> **Dataset items**:
□ □ □ □ □ □ □

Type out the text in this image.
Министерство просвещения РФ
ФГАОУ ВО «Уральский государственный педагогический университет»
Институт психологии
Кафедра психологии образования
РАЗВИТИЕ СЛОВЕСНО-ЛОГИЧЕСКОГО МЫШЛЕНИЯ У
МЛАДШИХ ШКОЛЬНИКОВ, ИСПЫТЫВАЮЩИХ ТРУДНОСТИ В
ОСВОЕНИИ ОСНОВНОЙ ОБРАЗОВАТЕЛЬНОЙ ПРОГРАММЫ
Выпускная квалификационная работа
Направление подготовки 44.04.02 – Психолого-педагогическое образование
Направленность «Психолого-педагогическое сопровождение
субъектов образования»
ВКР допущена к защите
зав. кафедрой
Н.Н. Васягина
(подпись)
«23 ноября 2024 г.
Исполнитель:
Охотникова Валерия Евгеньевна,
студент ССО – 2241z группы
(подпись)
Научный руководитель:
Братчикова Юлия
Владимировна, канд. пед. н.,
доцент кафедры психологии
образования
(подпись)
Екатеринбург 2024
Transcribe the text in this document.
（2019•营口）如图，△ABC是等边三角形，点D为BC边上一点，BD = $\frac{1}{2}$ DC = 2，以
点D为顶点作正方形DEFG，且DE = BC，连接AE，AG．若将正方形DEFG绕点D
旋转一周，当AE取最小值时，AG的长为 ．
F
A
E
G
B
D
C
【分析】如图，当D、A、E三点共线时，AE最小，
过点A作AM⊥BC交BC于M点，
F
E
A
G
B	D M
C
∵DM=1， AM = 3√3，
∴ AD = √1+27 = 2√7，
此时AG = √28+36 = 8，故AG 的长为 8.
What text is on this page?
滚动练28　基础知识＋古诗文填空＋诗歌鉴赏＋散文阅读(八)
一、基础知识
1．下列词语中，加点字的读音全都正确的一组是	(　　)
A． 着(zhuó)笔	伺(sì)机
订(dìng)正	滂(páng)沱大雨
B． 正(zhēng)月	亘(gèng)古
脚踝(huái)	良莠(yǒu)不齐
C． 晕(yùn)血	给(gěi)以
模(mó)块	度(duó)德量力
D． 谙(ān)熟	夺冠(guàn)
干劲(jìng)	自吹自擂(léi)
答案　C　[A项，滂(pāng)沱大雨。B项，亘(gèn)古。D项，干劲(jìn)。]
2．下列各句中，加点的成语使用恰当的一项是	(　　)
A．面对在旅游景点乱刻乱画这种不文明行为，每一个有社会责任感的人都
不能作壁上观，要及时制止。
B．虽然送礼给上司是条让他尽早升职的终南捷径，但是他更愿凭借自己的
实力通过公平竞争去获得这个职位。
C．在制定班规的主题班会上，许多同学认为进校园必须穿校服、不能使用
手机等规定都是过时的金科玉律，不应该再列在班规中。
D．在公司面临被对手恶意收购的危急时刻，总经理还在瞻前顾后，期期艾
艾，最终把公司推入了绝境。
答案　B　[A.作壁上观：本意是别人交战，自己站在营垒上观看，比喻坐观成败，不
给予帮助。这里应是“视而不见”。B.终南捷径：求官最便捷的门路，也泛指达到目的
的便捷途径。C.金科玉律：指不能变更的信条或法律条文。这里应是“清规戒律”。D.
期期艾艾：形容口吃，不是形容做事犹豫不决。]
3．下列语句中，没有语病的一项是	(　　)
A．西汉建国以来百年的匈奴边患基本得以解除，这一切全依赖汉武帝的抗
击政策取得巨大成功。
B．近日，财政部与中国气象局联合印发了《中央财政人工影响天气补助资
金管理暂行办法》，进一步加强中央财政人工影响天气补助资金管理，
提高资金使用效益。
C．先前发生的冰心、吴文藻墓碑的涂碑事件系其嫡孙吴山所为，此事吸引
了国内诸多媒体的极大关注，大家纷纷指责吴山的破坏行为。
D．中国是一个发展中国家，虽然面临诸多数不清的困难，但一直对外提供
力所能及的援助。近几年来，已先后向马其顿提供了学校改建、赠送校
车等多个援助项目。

□ □ □ □ □ □ □

> **What to do**: All of the material above needs to be copied exactly.

> **The reply**:
Type out the text in this image.
Министерство просвещения РФ
ФГАОУ ВО «Уральский государственный педагогический университет»
Институт психологии
Кафедра психологии образования
РАЗВИТИЕ СЛОВЕСНО-ЛОГИЧЕСКОГО МЫШЛЕНИЯ У
МЛАДШИХ ШКОЛЬНИКОВ, ИСПЫТЫВАЮЩИХ ТРУДНОСТИ В
ОСВОЕНИИ ОСНОВНОЙ ОБРАЗОВАТЕЛЬНОЙ ПРОГРАММЫ
Выпускная квалификационная работа
Направление подготовки 44.04.02 – Психолого-педагогическое образование
Направленность «Психолого-педагогическое сопровождение
субъектов образования»
ВКР допущена к защите
зав. кафедрой
Н.Н. Васягина
(подпись)
«23 ноября 2024 г.
Исполнитель:
Охотникова Валерия Евгеньевна,
студент ССО – 2241z группы
(подпись)
Научный руководитель:
Братчикова Юлия
Владимировна, канд. пед. н.,
доцент кафедры психологии
образования
(подпись)
Екатеринбург 2024
Transcribe the text in this document.
（2019•营口）如图，△ABC是等边三角形，点D为BC边上一点，BD = $\frac{1}{2}$ DC = 2，以
点D为顶点作正方形DEFG，且DE = BC，连接AE，AG．若将正方形DEFG绕点D
旋转一周，当AE取最小值时，AG的长为 ．
F
A
E
G
B
D
C
【分析】如图，当D、A、E三点共线时，AE最小，
过点A作AM⊥BC交BC于M点，
F
E
A
G
B	D M
C
∵DM=1， AM = 3√3，
∴ AD = √1+27 = 2√7，
此时AG = √28+36 = 8，故AG 的长为 8.
What text is on this page?
滚动练28　基础知识＋古诗文填空＋诗歌鉴赏＋散文阅读(八)
一、基础知识
1．下列词语中，加点字的读音全都正确的一组是	(　　)
A． 着(zhuó)笔	伺(sì)机
订(dìng)正	滂(páng)沱大雨
B． 正(zhēng)月	亘(gèng)古
脚踝(huái)	良莠(yǒu)不齐
C． 晕(yùn)血	给(gěi)以
模(mó)块	度(duó)德量力
D． 谙(ān)熟	夺冠(guàn)
干劲(jìng)	自吹自擂(léi)
答案　C　[A项，滂(pāng)沱大雨。B项，亘(gèn)古。D项，干劲(jìn)。]
2．下列各句中，加点的成语使用恰当的一项是	(　　)
A．面对在旅游景点乱刻乱画这种不文明行为，每一个有社会责任感的人都
不能作壁上观，要及时制止。
B．虽然送礼给上司是条让他尽早升职的终南捷径，但是他更愿凭借自己的
实力通过公平竞争去获得这个职位。
C．在制定班规的主题班会上，许多同学认为进校园必须穿校服、不能使用
手机等规定都是过时的金科玉律，不应该再列在班规中。
D．在公司面临被对手恶意收购的危急时刻，总经理还在瞻前顾后，期期艾
艾，最终把公司推入了绝境。
答案　B　[A.作壁上观：本意是别人交战，自己站在营垒上观看，比喻坐观成败，不
给予帮助。这里应是“视而不见”。B.终南捷径：求官最便捷的门路，也泛指达到目的
的便捷途径。C.金科玉律：指不能变更的信条或法律条文。这里应是“清规戒律”。D.
期期艾艾：形容口吃，不是形容做事犹豫不决。]
3．下列语句中，没有语病的一项是	(　　)
A．西汉建国以来百年的匈奴边患基本得以解除，这一切全依赖汉武帝的抗
击政策取得巨大成功。
B．近日，财政部与中国气象局联合印发了《中央财政人工影响天气补助资
金管理暂行办法》，进一步加强中央财政人工影响天气补助资金管理，
提高资金使用效益。
C．先前发生的冰心、吴文藻墓碑的涂碑事件系其嫡孙吴山所为，此事吸引
了国内诸多媒体的极大关注，大家纷纷指责吴山的破坏行为。
D．中国是一个发展中国家，虽然面临诸多数不清的困难，但一直对外提供
力所能及的援助。近几年来，已先后向马其顿提供了学校改建、赠送校
车等多个援助项目。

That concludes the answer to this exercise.